- **JOB**
Print the listing that follows, character for character.

:::

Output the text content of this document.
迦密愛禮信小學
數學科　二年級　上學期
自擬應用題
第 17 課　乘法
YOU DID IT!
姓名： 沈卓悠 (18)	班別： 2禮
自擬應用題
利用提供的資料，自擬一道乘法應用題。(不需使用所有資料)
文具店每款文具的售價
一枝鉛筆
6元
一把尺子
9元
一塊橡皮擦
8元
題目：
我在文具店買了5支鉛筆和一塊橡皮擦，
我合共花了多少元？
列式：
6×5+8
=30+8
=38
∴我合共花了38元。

:::

- **SOLUTION**
Output the text content of this document.
迦密愛禮信小學
數學科　二年級　上學期
自擬應用題
第 17 課　乘法
YOU DID IT!
姓名： 沈卓悠 (18)	班別： 2禮
自擬應用題
利用提供的資料，自擬一道乘法應用題。(不需使用所有資料)
文具店每款文具的售價
一枝鉛筆
6元
一把尺子
9元
一塊橡皮擦
8元
題目：
我在文具店買了5支鉛筆和一塊橡皮擦，
我合共花了多少元？
列式：
6×5+8
=30+8
=38
∴我合共花了38元。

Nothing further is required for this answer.